Retype the full set of records. Keep every character identical.

## Records for this exercise
* Start *

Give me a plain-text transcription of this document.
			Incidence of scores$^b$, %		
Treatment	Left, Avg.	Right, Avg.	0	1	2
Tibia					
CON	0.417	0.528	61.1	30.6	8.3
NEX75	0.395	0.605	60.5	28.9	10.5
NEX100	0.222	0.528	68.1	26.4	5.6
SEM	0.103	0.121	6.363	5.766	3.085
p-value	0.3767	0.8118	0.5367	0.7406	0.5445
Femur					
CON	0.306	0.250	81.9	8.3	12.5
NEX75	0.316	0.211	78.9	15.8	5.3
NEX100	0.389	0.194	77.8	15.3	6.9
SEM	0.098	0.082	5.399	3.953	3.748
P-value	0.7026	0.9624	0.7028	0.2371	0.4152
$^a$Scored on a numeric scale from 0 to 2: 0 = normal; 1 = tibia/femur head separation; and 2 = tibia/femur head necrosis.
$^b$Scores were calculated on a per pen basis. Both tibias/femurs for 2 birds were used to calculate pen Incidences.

* End *

## Task solution
Give me a plain-text transcription of this document.
			Incidence of scores$^b$, %		
Treatment	Left, Avg.	Right, Avg.	0	1	2
Tibia					
CON	0.417	0.528	61.1	30.6	8.3
NEX75	0.395	0.605	60.5	28.9	10.5
NEX100	0.222	0.528	68.1	26.4	5.6
SEM	0.103	0.121	6.363	5.766	3.085
p-value	0.3767	0.8118	0.5367	0.7406	0.5445
Femur					
CON	0.306	0.250	81.9	8.3	12.5
NEX75	0.316	0.211	78.9	15.8	5.3
NEX100	0.389	0.194	77.8	15.3	6.9
SEM	0.098	0.082	5.399	3.953	3.748
P-value	0.7026	0.9624	0.7028	0.2371	0.4152
$^a$Scored on a numeric scale from 0 to 2: 0 = normal; 1 = tibia/femur head separation; and 2 = tibia/femur head necrosis.
$^b$Scores were calculated on a per pen basis. Both tibias/femurs for 2 birds were used to calculate pen Incidences.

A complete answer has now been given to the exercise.